• Material provided:

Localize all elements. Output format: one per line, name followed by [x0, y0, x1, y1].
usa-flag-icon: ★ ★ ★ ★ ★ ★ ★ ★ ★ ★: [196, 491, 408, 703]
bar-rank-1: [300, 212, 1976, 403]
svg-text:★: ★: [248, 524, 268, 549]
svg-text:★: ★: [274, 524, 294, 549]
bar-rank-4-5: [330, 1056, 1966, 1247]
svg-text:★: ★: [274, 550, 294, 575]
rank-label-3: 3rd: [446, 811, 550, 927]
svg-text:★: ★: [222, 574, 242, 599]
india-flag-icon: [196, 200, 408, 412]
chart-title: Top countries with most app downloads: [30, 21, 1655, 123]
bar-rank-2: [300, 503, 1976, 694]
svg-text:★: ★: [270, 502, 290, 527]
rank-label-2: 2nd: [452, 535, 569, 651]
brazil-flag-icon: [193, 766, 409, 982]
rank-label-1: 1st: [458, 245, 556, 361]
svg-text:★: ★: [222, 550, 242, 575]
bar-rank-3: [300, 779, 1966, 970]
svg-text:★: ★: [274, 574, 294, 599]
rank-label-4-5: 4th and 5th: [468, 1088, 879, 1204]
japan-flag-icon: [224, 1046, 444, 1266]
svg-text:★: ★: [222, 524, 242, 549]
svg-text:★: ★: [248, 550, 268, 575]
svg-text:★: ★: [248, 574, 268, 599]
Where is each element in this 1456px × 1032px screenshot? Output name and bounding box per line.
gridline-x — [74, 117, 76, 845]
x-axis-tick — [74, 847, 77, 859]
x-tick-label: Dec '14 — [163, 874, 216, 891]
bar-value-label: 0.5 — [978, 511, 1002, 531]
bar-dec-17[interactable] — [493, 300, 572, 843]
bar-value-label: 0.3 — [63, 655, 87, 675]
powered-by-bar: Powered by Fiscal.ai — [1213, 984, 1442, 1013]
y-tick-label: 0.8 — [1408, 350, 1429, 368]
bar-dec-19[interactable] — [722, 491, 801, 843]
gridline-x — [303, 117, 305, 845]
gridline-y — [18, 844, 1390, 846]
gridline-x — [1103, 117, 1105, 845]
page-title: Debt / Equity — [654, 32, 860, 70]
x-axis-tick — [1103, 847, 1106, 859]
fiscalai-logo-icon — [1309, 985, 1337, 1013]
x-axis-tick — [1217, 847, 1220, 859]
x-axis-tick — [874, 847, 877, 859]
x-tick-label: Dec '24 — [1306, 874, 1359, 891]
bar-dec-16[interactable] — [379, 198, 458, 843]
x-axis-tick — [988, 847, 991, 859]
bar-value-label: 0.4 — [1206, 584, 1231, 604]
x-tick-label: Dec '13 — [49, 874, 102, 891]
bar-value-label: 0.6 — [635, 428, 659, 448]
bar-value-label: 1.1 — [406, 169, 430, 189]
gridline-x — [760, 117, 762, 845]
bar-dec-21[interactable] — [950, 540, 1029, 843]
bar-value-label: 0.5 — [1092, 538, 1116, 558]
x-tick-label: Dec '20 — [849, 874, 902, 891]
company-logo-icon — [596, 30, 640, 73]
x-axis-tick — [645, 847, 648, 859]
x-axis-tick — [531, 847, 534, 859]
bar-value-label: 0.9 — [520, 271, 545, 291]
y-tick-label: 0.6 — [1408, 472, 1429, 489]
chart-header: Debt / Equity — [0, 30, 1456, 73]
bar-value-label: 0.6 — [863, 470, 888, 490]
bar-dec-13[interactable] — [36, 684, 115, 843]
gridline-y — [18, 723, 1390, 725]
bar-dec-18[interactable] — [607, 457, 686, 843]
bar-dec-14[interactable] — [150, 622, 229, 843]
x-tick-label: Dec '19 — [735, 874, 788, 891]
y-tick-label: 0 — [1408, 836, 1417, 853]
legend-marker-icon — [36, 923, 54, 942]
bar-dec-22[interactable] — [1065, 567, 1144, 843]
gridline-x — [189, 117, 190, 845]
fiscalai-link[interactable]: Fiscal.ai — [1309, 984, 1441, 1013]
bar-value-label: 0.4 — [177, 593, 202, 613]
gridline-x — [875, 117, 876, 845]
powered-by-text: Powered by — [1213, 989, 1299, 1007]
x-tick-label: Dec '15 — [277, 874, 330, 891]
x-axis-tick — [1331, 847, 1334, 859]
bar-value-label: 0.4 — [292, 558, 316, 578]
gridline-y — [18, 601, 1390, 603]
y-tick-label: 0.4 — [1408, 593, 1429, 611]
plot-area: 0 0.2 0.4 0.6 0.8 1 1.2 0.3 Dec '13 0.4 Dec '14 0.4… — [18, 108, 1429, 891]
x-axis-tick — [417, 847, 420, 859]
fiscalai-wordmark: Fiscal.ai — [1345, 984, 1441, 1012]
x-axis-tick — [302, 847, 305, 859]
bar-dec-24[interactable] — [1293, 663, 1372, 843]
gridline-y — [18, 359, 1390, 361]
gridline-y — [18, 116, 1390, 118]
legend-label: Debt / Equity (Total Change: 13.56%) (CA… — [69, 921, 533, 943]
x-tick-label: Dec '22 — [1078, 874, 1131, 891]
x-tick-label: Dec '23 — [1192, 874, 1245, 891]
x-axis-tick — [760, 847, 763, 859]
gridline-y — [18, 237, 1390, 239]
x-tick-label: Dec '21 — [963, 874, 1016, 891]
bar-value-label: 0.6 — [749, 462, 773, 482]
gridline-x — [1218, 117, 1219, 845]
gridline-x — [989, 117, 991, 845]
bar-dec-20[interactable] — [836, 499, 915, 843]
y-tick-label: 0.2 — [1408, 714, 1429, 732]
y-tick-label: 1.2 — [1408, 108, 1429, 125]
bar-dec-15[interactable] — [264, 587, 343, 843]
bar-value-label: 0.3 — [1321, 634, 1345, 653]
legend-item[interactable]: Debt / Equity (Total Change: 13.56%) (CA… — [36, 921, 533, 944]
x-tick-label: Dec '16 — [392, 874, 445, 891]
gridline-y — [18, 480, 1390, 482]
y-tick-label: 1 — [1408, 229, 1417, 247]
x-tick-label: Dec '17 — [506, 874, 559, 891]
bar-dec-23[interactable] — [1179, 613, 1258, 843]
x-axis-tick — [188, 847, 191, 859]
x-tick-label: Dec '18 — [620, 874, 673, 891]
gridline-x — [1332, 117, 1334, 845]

• What the task asks:
Could you set down every line of the material above, word for word, with nothing changed or left out?

• Written solution:
Localize all elements. Output format: one per line, name followed by [x0, y0, x1, y1].
usa-flag-icon: ★ ★ ★ ★ ★ ★ ★ ★ ★ ★: [196, 491, 408, 703]
bar-rank-1: [300, 212, 1976, 403]
svg-text:★: ★: [248, 524, 268, 549]
svg-text:★: ★: [274, 524, 294, 549]
bar-rank-4-5: [330, 1056, 1966, 1247]
svg-text:★: ★: [274, 550, 294, 575]
rank-label-3: 3rd: [446, 811, 550, 927]
svg-text:★: ★: [222, 574, 242, 599]
india-flag-icon: [196, 200, 408, 412]
chart-title: Top countries with most app downloads: [30, 21, 1655, 123]
bar-rank-2: [300, 503, 1976, 694]
svg-text:★: ★: [270, 502, 290, 527]
rank-label-2: 2nd: [452, 535, 569, 651]
brazil-flag-icon: [193, 766, 409, 982]
rank-label-1: 1st: [458, 245, 556, 361]
svg-text:★: ★: [222, 550, 242, 575]
bar-rank-3: [300, 779, 1966, 970]
svg-text:★: ★: [274, 574, 294, 599]
rank-label-4-5: 4th and 5th: [468, 1088, 879, 1204]
japan-flag-icon: [224, 1046, 444, 1266]
svg-text:★: ★: [222, 524, 242, 549]
svg-text:★: ★: [248, 550, 268, 575]
svg-text:★: ★: [248, 574, 268, 599]
Where is each element in this 1456px × 1032px screenshot? Output name and bounding box per line.
gridline-x — [74, 117, 76, 845]
x-axis-tick — [74, 847, 77, 859]
x-tick-label: Dec '14 — [163, 874, 216, 891]
bar-value-label: 0.5 — [978, 511, 1002, 531]
bar-dec-17[interactable] — [493, 300, 572, 843]
bar-value-label: 0.3 — [63, 655, 87, 675]
powered-by-bar: Powered by Fiscal.ai — [1213, 984, 1442, 1013]
y-tick-label: 0.8 — [1408, 350, 1429, 368]
bar-dec-19[interactable] — [722, 491, 801, 843]
gridline-x — [303, 117, 305, 845]
gridline-y — [18, 844, 1390, 846]
gridline-x — [1103, 117, 1105, 845]
page-title: Debt / Equity — [654, 32, 860, 70]
x-axis-tick — [1103, 847, 1106, 859]
fiscalai-logo-icon — [1309, 985, 1337, 1013]
x-axis-tick — [1217, 847, 1220, 859]
x-axis-tick — [874, 847, 877, 859]
x-tick-label: Dec '24 — [1306, 874, 1359, 891]
bar-dec-16[interactable] — [379, 198, 458, 843]
x-axis-tick — [988, 847, 991, 859]
bar-value-label: 0.4 — [1206, 584, 1231, 604]
x-tick-label: Dec '13 — [49, 874, 102, 891]
bar-value-label: 0.6 — [635, 428, 659, 448]
bar-value-label: 1.1 — [406, 169, 430, 189]
gridline-x — [760, 117, 762, 845]
bar-dec-21[interactable] — [950, 540, 1029, 843]
bar-value-label: 0.5 — [1092, 538, 1116, 558]
x-tick-label: Dec '20 — [849, 874, 902, 891]
company-logo-icon — [596, 30, 640, 73]
x-axis-tick — [645, 847, 648, 859]
x-axis-tick — [531, 847, 534, 859]
bar-value-label: 0.9 — [520, 271, 545, 291]
y-tick-label: 0.6 — [1408, 472, 1429, 489]
chart-header: Debt / Equity — [0, 30, 1456, 73]
bar-value-label: 0.6 — [863, 470, 888, 490]
bar-dec-13[interactable] — [36, 684, 115, 843]
gridline-y — [18, 723, 1390, 725]
bar-dec-18[interactable] — [607, 457, 686, 843]
bar-dec-14[interactable] — [150, 622, 229, 843]
x-tick-label: Dec '19 — [735, 874, 788, 891]
y-tick-label: 0 — [1408, 836, 1417, 853]
legend-marker-icon — [36, 923, 54, 942]
bar-dec-22[interactable] — [1065, 567, 1144, 843]
gridline-x — [189, 117, 190, 845]
fiscalai-link[interactable]: Fiscal.ai — [1309, 984, 1441, 1013]
bar-value-label: 0.4 — [177, 593, 202, 613]
gridline-x — [875, 117, 876, 845]
powered-by-text: Powered by — [1213, 989, 1299, 1007]
x-tick-label: Dec '15 — [277, 874, 330, 891]
x-axis-tick — [1331, 847, 1334, 859]
bar-value-label: 0.4 — [292, 558, 316, 578]
gridline-y — [18, 601, 1390, 603]
y-tick-label: 0.4 — [1408, 593, 1429, 611]
plot-area: 0 0.2 0.4 0.6 0.8 1 1.2 0.3 Dec '13 0.4 Dec '14 0.4… — [18, 108, 1429, 891]
x-axis-tick — [417, 847, 420, 859]
fiscalai-wordmark: Fiscal.ai — [1345, 984, 1441, 1012]
x-axis-tick — [302, 847, 305, 859]
bar-dec-24[interactable] — [1293, 663, 1372, 843]
gridline-y — [18, 359, 1390, 361]
gridline-y — [18, 116, 1390, 118]
legend-label: Debt / Equity (Total Change: 13.56%) (CA… — [69, 921, 533, 943]
x-tick-label: Dec '22 — [1078, 874, 1131, 891]
x-tick-label: Dec '23 — [1192, 874, 1245, 891]
x-axis-tick — [760, 847, 763, 859]
gridline-y — [18, 237, 1390, 239]
x-tick-label: Dec '21 — [963, 874, 1016, 891]
bar-value-label: 0.6 — [749, 462, 773, 482]
gridline-x — [1218, 117, 1219, 845]
gridline-x — [989, 117, 991, 845]
bar-dec-20[interactable] — [836, 499, 915, 843]
y-tick-label: 0.2 — [1408, 714, 1429, 732]
y-tick-label: 1.2 — [1408, 108, 1429, 125]
bar-dec-15[interactable] — [264, 587, 343, 843]
bar-value-label: 0.3 — [1321, 634, 1345, 653]
legend-item[interactable]: Debt / Equity (Total Change: 13.56%) (CA… — [36, 921, 533, 944]
x-tick-label: Dec '16 — [392, 874, 445, 891]
gridline-y — [18, 480, 1390, 482]
y-tick-label: 1 — [1408, 229, 1417, 247]
x-tick-label: Dec '17 — [506, 874, 559, 891]
bar-dec-23[interactable] — [1179, 613, 1258, 843]
x-axis-tick — [188, 847, 191, 859]
x-tick-label: Dec '18 — [620, 874, 673, 891]
gridline-x — [1332, 117, 1334, 845]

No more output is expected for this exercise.